== TEXTE DONNÉ ==
^^^^

La vérité sous la terre
Ma petite soeur s’appelait Rosa, mais les compas* l’appelaient Patricia. Elle aurait 35 ans aujourd’hui. Elle serait mariée, elle aurait des enfants. Mais ma soeur s’est enrôlée dans la guérilla dans les années quatre-vingt. Elle était encore jeune. Elle m’a dit qu’elle partait lutter parce que la situation était telle que nous ne pouvions plus vivre. Les soldats nous persécutaient toujours plus, nous, les Indiens. Il n’y avait plus de liberté, il n’y avait plus d’endroit où aller, alors cela a été la seule issue qu’elle a trouvée pour survivre : partir avec la guérilla. Elle me disait, ça suffit cette pauvreté, cette discrimination. Elle disait que si elle devait mourir, que cela soit au moins pour une cause et non pas agenouillée et humiliée. Allez savoir comment est née cette conscience chez ma soeur. Lorsqu’elle a su que les patrouilleurs m’avaient laissé pour mort lors du massacre qui eut lieu dans la finca San Francisco, elle me disait que ces salauds de militaires allaient payer pour ce qu’ils m’avaient fait. Mais elle est tombée au combat le 18 novembre 1985. Elle n’avait que 15 ans. Lorsque ses compas m’ont annoncé sa mort, mon coeur a beaucoup pleuré. Aujourd’hui est un jour triste et en même temps joyeux parce que je vais enfin pouvoir lui offrir une sépulture digne. Elle est la seule famille qui me reste ; alors, même morte, nous serons à nouveau ensemble."

^^^^

== DONNÉES FOURNIES ==
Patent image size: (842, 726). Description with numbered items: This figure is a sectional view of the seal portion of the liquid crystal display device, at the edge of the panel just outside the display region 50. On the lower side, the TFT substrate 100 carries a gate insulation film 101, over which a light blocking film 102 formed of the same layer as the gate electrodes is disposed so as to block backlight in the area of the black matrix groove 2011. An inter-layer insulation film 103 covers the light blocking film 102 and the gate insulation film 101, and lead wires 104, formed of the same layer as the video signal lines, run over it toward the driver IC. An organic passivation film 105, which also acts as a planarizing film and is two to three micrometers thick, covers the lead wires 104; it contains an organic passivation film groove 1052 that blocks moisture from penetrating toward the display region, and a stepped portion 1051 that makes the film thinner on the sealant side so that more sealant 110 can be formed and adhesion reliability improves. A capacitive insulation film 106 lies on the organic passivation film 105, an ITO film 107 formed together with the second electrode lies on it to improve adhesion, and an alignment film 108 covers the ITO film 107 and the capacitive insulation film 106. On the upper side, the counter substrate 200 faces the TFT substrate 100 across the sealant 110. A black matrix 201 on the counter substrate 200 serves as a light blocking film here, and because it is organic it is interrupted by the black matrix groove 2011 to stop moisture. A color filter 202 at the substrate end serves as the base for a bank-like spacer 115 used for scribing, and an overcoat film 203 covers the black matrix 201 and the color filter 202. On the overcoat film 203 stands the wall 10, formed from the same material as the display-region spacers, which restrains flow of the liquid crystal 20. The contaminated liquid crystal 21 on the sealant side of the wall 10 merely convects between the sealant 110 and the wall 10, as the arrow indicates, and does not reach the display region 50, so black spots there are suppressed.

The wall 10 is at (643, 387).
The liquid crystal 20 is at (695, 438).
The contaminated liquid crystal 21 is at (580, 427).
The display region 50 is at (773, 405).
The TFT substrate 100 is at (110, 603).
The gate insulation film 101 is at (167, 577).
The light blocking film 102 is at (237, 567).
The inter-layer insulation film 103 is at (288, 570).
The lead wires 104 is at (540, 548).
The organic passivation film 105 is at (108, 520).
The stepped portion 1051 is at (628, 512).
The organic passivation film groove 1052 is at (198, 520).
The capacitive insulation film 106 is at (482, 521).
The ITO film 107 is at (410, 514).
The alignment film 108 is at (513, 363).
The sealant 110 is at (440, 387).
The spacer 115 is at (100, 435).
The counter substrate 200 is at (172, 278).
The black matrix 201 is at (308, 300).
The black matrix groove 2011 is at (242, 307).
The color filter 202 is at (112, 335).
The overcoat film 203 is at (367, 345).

^^^^

== CONSIGNE ==
Recopiez intégralement le texte donné plus haut, s'il vous plaît, sans y changer un seul mot.

== PROBLÈME RÉSOLU ==
La vérité sous la terre
Ma petite soeur s’appelait Rosa, mais les compas* l’appelaient Patricia. Elle aurait 35 ans aujourd’hui. Elle serait mariée, elle aurait des enfants. Mais ma soeur s’est enrôlée dans la guérilla dans les années quatre-vingt. Elle était encore jeune. Elle m’a dit qu’elle partait lutter parce que la situation était telle que nous ne pouvions plus vivre. Les soldats nous persécutaient toujours plus, nous, les Indiens. Il n’y avait plus de liberté, il n’y avait plus d’endroit où aller, alors cela a été la seule issue qu’elle a trouvée pour survivre : partir avec la guérilla. Elle me disait, ça suffit cette pauvreté, cette discrimination. Elle disait que si elle devait mourir, que cela soit au moins pour une cause et non pas agenouillée et humiliée. Allez savoir comment est née cette conscience chez ma soeur. Lorsqu’elle a su que les patrouilleurs m’avaient laissé pour mort lors du massacre qui eut lieu dans la finca San Francisco, elle me disait que ces salauds de militaires allaient payer pour ce qu’ils m’avaient fait. Mais elle est tombée au combat le 18 novembre 1985. Elle n’avait que 15 ans. Lorsque ses compas m’ont annoncé sa mort, mon coeur a beaucoup pleuré. Aujourd’hui est un jour triste et en même temps joyeux parce que je vais enfin pouvoir lui offrir une sépulture digne. Elle est la seule famille qui me reste ; alors, même morte, nous serons à nouveau ensemble."